-- Begin Record extracts --
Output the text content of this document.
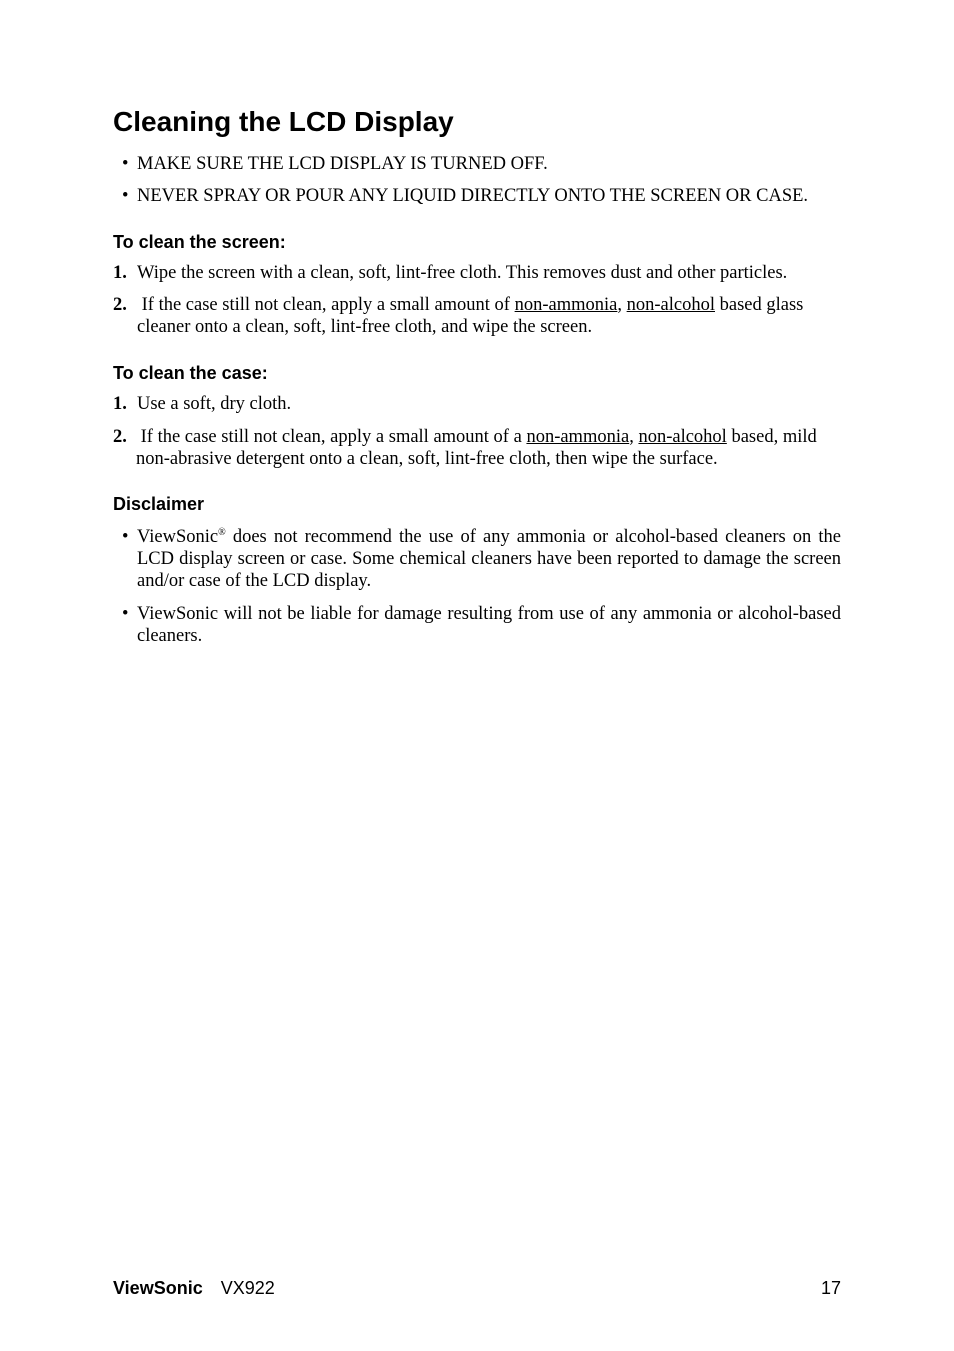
Cleaning the LCD Display
• MAKE SURE THE LCD DISPLAY IS TURNED OFF.
• NEVER SPRAY OR POUR ANY LIQUID DIRECTLY ONTO THE SCREEN OR CASE.
To clean the screen:
1. Wipe the screen with a clean, soft, lint-free cloth. This removes dust and other particles.
2. If the case still not clean, apply a small amount of non-ammonia, non-alcohol based glass cleaner onto a clean, soft, lint-free cloth, and wipe the screen.
To clean the case:
1. Use a soft, dry cloth.
2. If the case still not clean, apply a small amount of a non-ammonia, non-alcohol based, mild non-abrasive detergent onto a clean, soft, lint-free cloth, then wipe the surface.
Disclaimer
• ViewSonic® does not recommend the use of any ammonia or alcohol-based cleaners on the LCD display screen or case. Some chemical cleaners have been reported to damage the screen and/or case of the LCD display.
• ViewSonic will not be liable for damage resulting from use of any ammonia or alcohol-based cleaners.
ViewSonic VX922	17
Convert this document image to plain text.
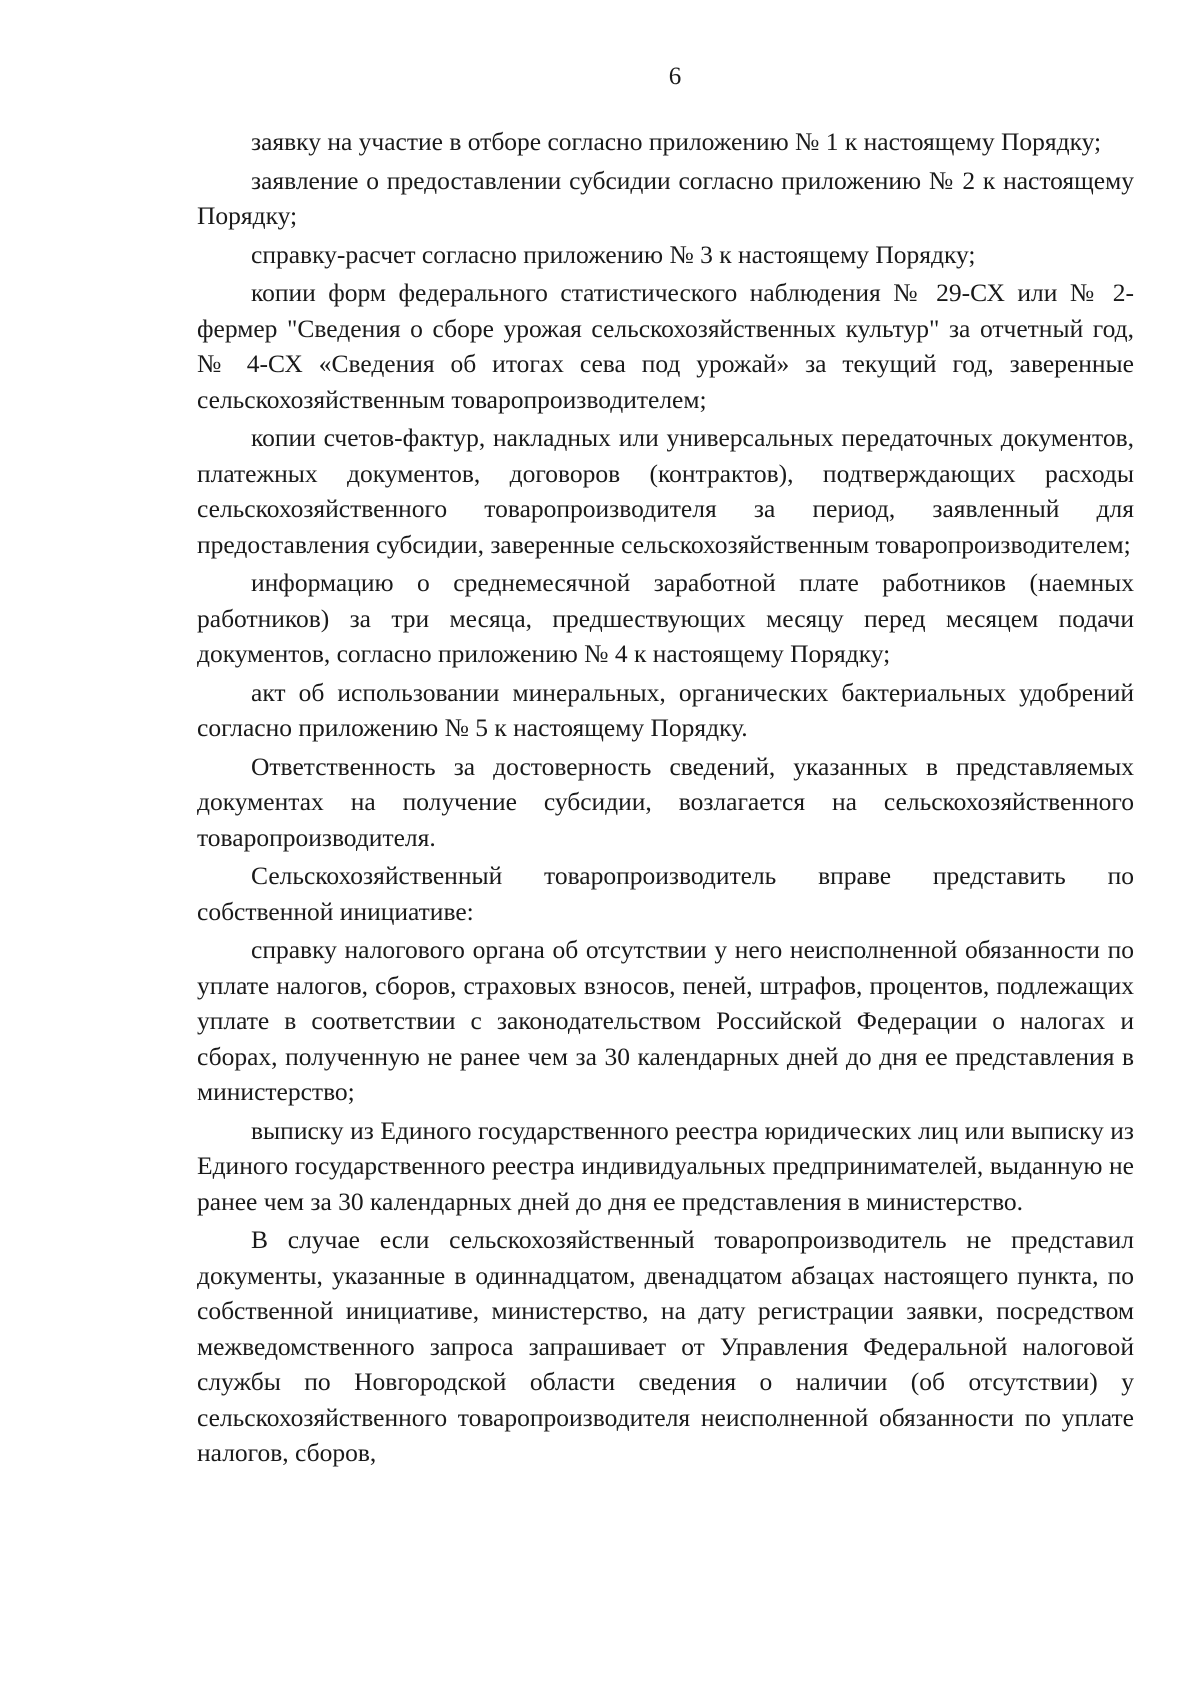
6

заявку на участие в отборе согласно приложению № 1 к настоящему Порядку;

заявление о предоставлении субсидии согласно приложению № 2 к настоящему Порядку;

справку-расчет согласно приложению № 3 к настоящему Порядку;

копии форм федерального статистического наблюдения № 29-СХ или № 2-фермер "Сведения о сборе урожая сельскохозяйственных культур" за отчетный год, № 4-СХ «Сведения об итогах сева под урожай» за текущий год, заверенные сельскохозяйственным товаропроизводителем;

копии счетов-фактур, накладных или универсальных передаточных документов, платежных документов, договоров (контрактов), подтверждающих расходы сельскохозяйственного товаропроизводителя за период, заявленный для предоставления субсидии, заверенные сельскохозяйственным товаропроизводителем;

информацию о среднемесячной заработной плате работников (наемных работников) за три месяца, предшествующих месяцу перед месяцем подачи документов, согласно приложению № 4 к настоящему Порядку;

акт об использовании минеральных, органических бактериальных удобрений согласно приложению № 5 к настоящему Порядку.

Ответственность за достоверность сведений, указанных в представляемых документах на получение субсидии, возлагается на сельскохозяйственного товаропроизводителя.

Сельскохозяйственный товаропроизводитель вправе представить по собственной инициативе:

справку налогового органа об отсутствии у него неисполненной обязанности по уплате налогов, сборов, страховых взносов, пеней, штрафов, процентов, подлежащих уплате в соответствии с законодательством Российской Федерации о налогах и сборах, полученную не ранее чем за 30 календарных дней до дня ее представления в министерство;

выписку из Единого государственного реестра юридических лиц или выписку из Единого государственного реестра индивидуальных предпринимателей, выданную не ранее чем за 30 календарных дней до дня ее представления в министерство.

В случае если сельскохозяйственный товаропроизводитель не представил документы, указанные в одиннадцатом, двенадцатом абзацах настоящего пункта, по собственной инициативе, министерство, на дату регистрации заявки, посредством межведомственного запроса запрашивает от Управления Федеральной налоговой службы по Новгородской области сведения о наличии (об отсутствии) у сельскохозяйственного товаропроизводителя неисполненной обязанности по уплате налогов, сборов,
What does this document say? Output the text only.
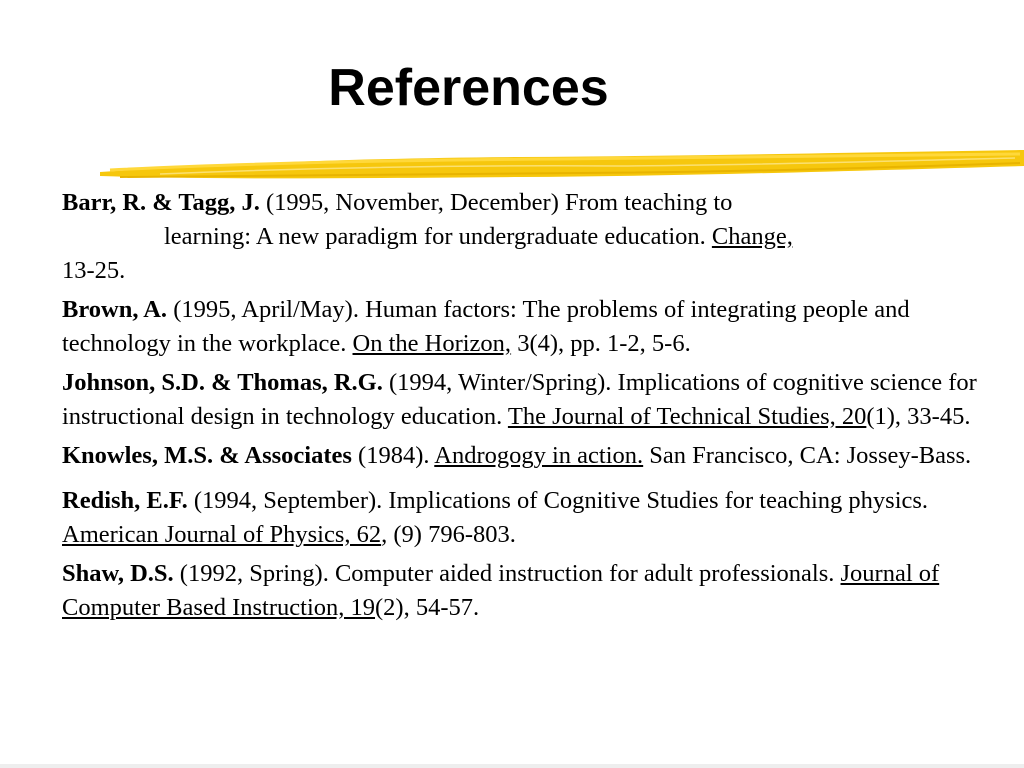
References

Barr, R. & Tagg, J. (1995, November, December) From teaching to
learning: A new paradigm for undergraduate education. Change,
13-25.

Brown, A. (1995, April/May). Human factors: The problems of integrating people and technology in the workplace. On the Horizon, 3(4), pp. 1-2, 5-6.

Johnson, S.D. & Thomas, R.G. (1994, Winter/Spring). Implications of cognitive science for instructional design in technology education. The Journal of Technical Studies, 20(1), 33-45.

Knowles, M.S. & Associates (1984). Androgogy in action. San Francisco, CA: Jossey-Bass.

Redish, E.F. (1994, September). Implications of Cognitive Studies for teaching physics. American Journal of Physics, 62, (9) 796-803.

Shaw, D.S. (1992, Spring). Computer aided instruction for adult professionals. Journal of Computer Based Instruction, 19(2), 54-57.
-- End Record extracts --
Short exercise: Copy every line in the records above that contains the word "календарных".

Solution for this task:
справку налогового органа об отсутствии у него неисполненной обязанности по уплате налогов, сборов, страховых взносов, пеней, штрафов, процентов, подлежащих уплате в соответствии с законодательством Российской Федерации о налогах и сборах, полученную не ранее чем за 30 календарных дней до дня ее представления в министерство;
выписку из Единого государственного реестра юридических лиц или выписку из Единого государственного реестра индивидуальных предпринимателей, выданную не ранее чем за 30 календарных дней до дня ее представления в министерство.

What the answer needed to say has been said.